### Given problem
Rewrite the lines below so that each "bar-ytd-actuals" becomes "bar-actuals-ytd", with every other character left unchanged; omit the pictures from your answer.

### Entries shown
- - - - - - -

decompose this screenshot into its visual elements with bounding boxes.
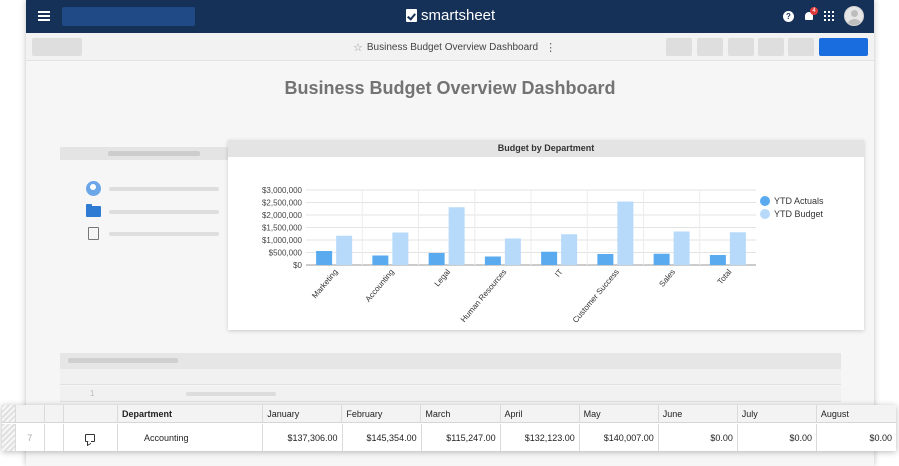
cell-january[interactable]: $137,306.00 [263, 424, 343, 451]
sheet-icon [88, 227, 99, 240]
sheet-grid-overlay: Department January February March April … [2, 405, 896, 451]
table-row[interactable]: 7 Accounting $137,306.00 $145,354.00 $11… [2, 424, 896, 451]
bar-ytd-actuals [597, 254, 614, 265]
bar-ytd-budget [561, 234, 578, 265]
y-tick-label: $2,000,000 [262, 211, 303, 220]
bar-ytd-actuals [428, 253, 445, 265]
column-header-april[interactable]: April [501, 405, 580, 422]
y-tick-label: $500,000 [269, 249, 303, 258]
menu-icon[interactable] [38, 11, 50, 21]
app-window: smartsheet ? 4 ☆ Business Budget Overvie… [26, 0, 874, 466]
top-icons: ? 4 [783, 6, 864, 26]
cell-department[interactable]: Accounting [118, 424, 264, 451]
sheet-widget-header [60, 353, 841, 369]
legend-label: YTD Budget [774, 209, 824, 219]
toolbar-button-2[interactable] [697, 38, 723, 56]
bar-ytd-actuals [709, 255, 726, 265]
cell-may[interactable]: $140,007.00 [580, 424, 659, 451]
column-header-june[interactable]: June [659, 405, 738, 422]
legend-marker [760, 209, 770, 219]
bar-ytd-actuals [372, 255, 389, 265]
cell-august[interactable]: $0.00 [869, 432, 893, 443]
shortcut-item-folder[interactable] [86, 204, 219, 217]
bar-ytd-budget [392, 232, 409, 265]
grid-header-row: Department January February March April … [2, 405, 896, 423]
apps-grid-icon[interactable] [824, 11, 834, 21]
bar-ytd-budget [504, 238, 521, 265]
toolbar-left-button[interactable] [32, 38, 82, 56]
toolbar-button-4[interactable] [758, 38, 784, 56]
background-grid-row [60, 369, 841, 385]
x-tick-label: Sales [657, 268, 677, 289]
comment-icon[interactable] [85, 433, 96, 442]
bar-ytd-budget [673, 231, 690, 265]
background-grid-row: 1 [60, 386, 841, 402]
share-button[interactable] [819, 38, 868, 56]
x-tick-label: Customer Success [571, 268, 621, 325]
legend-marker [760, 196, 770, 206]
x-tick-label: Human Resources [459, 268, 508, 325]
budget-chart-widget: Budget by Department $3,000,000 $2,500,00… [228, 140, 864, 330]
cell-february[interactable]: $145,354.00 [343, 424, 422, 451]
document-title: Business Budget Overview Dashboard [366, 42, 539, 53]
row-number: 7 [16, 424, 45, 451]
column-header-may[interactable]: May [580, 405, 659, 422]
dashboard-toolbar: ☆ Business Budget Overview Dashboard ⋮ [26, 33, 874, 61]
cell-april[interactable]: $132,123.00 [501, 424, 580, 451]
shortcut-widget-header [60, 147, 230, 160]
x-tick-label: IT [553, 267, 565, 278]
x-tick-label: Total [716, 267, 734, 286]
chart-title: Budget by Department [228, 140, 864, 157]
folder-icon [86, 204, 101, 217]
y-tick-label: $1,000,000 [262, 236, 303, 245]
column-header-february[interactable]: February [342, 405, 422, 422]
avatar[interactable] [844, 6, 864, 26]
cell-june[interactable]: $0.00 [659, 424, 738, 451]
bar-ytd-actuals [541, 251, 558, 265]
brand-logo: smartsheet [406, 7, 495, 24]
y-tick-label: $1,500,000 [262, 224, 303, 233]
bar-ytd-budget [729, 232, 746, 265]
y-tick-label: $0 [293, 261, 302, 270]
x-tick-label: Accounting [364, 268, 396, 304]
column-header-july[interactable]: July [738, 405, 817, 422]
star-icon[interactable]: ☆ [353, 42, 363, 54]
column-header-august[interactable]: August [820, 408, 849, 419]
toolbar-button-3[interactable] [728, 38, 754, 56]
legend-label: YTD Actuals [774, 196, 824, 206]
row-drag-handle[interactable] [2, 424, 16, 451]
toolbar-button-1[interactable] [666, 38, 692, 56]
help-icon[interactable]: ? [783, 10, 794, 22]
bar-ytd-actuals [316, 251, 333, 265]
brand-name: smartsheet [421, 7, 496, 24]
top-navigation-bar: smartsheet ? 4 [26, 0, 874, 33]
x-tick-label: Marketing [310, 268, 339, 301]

- - - - - - -

### The result
decompose this screenshot into its visual elements with bounding boxes.
cell-january[interactable]: $137,306.00 [263, 424, 343, 451]
sheet-icon [88, 227, 99, 240]
sheet-grid-overlay: Department January February March April … [2, 405, 896, 451]
table-row[interactable]: 7 Accounting $137,306.00 $145,354.00 $11… [2, 424, 896, 451]
bar-actuals-ytd [597, 254, 614, 265]
bar-ytd-budget [561, 234, 578, 265]
y-tick-label: $2,000,000 [262, 211, 303, 220]
bar-actuals-ytd [428, 253, 445, 265]
column-header-april[interactable]: April [501, 405, 580, 422]
y-tick-label: $500,000 [269, 249, 303, 258]
menu-icon[interactable] [38, 11, 50, 21]
app-window: smartsheet ? 4 ☆ Business Budget Overvie… [26, 0, 874, 466]
top-icons: ? 4 [783, 6, 864, 26]
cell-department[interactable]: Accounting [118, 424, 264, 451]
sheet-widget-header [60, 353, 841, 369]
legend-label: YTD Budget [774, 209, 824, 219]
toolbar-button-2[interactable] [697, 38, 723, 56]
bar-actuals-ytd [709, 255, 726, 265]
cell-may[interactable]: $140,007.00 [580, 424, 659, 451]
column-header-june[interactable]: June [659, 405, 738, 422]
legend-marker [760, 209, 770, 219]
bar-actuals-ytd [372, 255, 389, 265]
cell-august[interactable]: $0.00 [869, 432, 893, 443]
shortcut-item-folder[interactable] [86, 204, 219, 217]
bar-ytd-budget [392, 232, 409, 265]
grid-header-row: Department January February March April … [2, 405, 896, 423]
apps-grid-icon[interactable] [824, 11, 834, 21]
bar-ytd-budget [504, 238, 521, 265]
toolbar-left-button[interactable] [32, 38, 82, 56]
toolbar-button-4[interactable] [758, 38, 784, 56]
background-grid-row [60, 369, 841, 385]
x-tick-label: Sales [657, 268, 677, 289]
comment-icon[interactable] [85, 433, 96, 442]
bar-ytd-budget [673, 231, 690, 265]
background-grid-row: 1 [60, 386, 841, 402]
share-button[interactable] [819, 38, 868, 56]
x-tick-label: Customer Success [571, 268, 621, 325]
legend-marker [760, 196, 770, 206]
x-tick-label: Human Resources [459, 268, 508, 325]
budget-chart-widget: Budget by Department $3,000,000 $2,500,00… [228, 140, 864, 330]
cell-february[interactable]: $145,354.00 [343, 424, 422, 451]
document-title: Business Budget Overview Dashboard [366, 42, 539, 53]
row-number: 7 [16, 424, 45, 451]
column-header-may[interactable]: May [580, 405, 659, 422]
dashboard-toolbar: ☆ Business Budget Overview Dashboard ⋮ [26, 33, 874, 61]
cell-april[interactable]: $132,123.00 [501, 424, 580, 451]
shortcut-widget-header [60, 147, 230, 160]
x-tick-label: IT [553, 267, 565, 278]
x-tick-label: Total [716, 267, 734, 286]
chart-title: Budget by Department [228, 140, 864, 157]
folder-icon [86, 204, 101, 217]
y-tick-label: $1,000,000 [262, 236, 303, 245]
column-header-february[interactable]: February [342, 405, 422, 422]
avatar[interactable] [844, 6, 864, 26]
cell-june[interactable]: $0.00 [659, 424, 738, 451]
bar-actuals-ytd [541, 251, 558, 265]
brand-logo: smartsheet [406, 7, 495, 24]
y-tick-label: $1,500,000 [262, 224, 303, 233]
bar-ytd-budget [729, 232, 746, 265]
y-tick-label: $0 [293, 261, 302, 270]
x-tick-label: Accounting [364, 268, 396, 304]
column-header-july[interactable]: July [738, 405, 817, 422]
star-icon[interactable]: ☆ [353, 42, 363, 54]
column-header-august[interactable]: August [820, 408, 849, 419]
toolbar-button-3[interactable] [728, 38, 754, 56]
legend-label: YTD Actuals [774, 196, 824, 206]
row-drag-handle[interactable] [2, 424, 16, 451]
toolbar-button-1[interactable] [666, 38, 692, 56]
help-icon[interactable]: ? [783, 10, 794, 22]
bar-actuals-ytd [316, 251, 333, 265]
brand-name: smartsheet [421, 7, 496, 24]
top-navigation-bar: smartsheet ? 4 [26, 0, 874, 33]
x-tick-label: Marketing [310, 268, 339, 301]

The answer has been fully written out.